- _AIM OF THE TASK_:
Write the entries out again exactly as they stand, but without the pictures.

Collected data entries:
· · · · · · ·
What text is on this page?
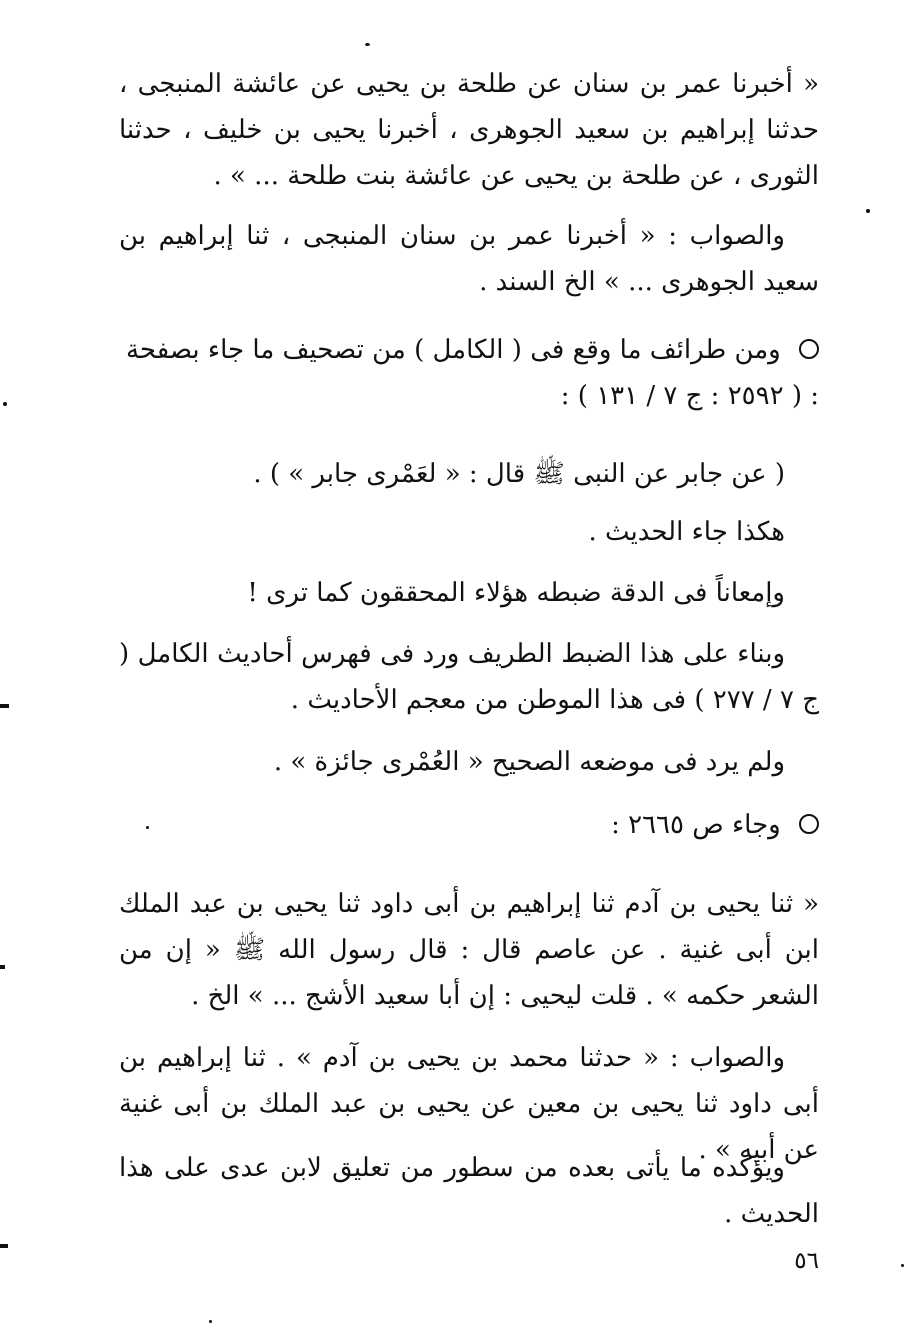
« أخبرنا عمر بن سنان عن طلحة بن يحيى عن عائشة المنبجى ، حدثنا إبراهيم بن سعيد الجوهرى ، أخبرنا يحيى بن خليف ، حدثنا الثورى ، عن طلحة بن يحيى عن عائشة بنت طلحة ... » .
والصواب : « أخبرنا عمر بن سنان المنبجى ، ثنا إبراهيم بن سعيد الجوهرى ... » الخ السند .
ومن طرائف ما وقع فى ( الكامل ) من تصحيف ما جاء بصفحة : ( ٢٥٩٢ : ج ٧ / ١٣١ ) :
( عن جابر عن النبى ﷺ قال : « لعَمْرى جابر » ) .
هكذا جاء الحديث .
وإمعاناً فى الدقة ضبطه هؤلاء المحققون كما ترى !
وبناء على هذا الضبط الطريف ورد فى فهرس أحاديث الكامل ( ج ٧ / ٢٧٧ ) فى هذا الموطن من معجم الأحاديث .
ولم يرد فى موضعه الصحيح « العُمْرى جائزة » .
وجاء ص ٢٦٦٥ :
« ثنا يحيى بن آدم ثنا إبراهيم بن أبى داود ثنا يحيى بن عبد الملك ابن أبى غنية . عن عاصم قال : قال رسول الله ﷺ « إن من الشعر حكمه » . قلت ليحيى : إن أبا سعيد الأشج ... » الخ .
والصواب : « حدثنا محمد بن يحيى بن آدم » . ثنا إبراهيم بن أبى داود ثنا يحيى بن معين عن يحيى بن عبد الملك بن أبى غنية عن أبيه » .
ويؤكده ما يأتى بعده من سطور من تعليق لابن عدى على هذا الحديث .
٥٦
· · · · · · ·
- _ANSWER TO THE EXERCISE_:
What text is on this page?
« أخبرنا عمر بن سنان عن طلحة بن يحيى عن عائشة المنبجى ، حدثنا إبراهيم بن سعيد الجوهرى ، أخبرنا يحيى بن خليف ، حدثنا الثورى ، عن طلحة بن يحيى عن عائشة بنت طلحة ... » .
والصواب : « أخبرنا عمر بن سنان المنبجى ، ثنا إبراهيم بن سعيد الجوهرى ... » الخ السند .
ومن طرائف ما وقع فى ( الكامل ) من تصحيف ما جاء بصفحة : ( ٢٥٩٢ : ج ٧ / ١٣١ ) :
( عن جابر عن النبى ﷺ قال : « لعَمْرى جابر » ) .
هكذا جاء الحديث .
وإمعاناً فى الدقة ضبطه هؤلاء المحققون كما ترى !
وبناء على هذا الضبط الطريف ورد فى فهرس أحاديث الكامل ( ج ٧ / ٢٧٧ ) فى هذا الموطن من معجم الأحاديث .
ولم يرد فى موضعه الصحيح « العُمْرى جائزة » .
وجاء ص ٢٦٦٥ :
« ثنا يحيى بن آدم ثنا إبراهيم بن أبى داود ثنا يحيى بن عبد الملك ابن أبى غنية . عن عاصم قال : قال رسول الله ﷺ « إن من الشعر حكمه » . قلت ليحيى : إن أبا سعيد الأشج ... » الخ .
والصواب : « حدثنا محمد بن يحيى بن آدم » . ثنا إبراهيم بن أبى داود ثنا يحيى بن معين عن يحيى بن عبد الملك بن أبى غنية عن أبيه » .
ويؤكده ما يأتى بعده من سطور من تعليق لابن عدى على هذا الحديث .
٥٦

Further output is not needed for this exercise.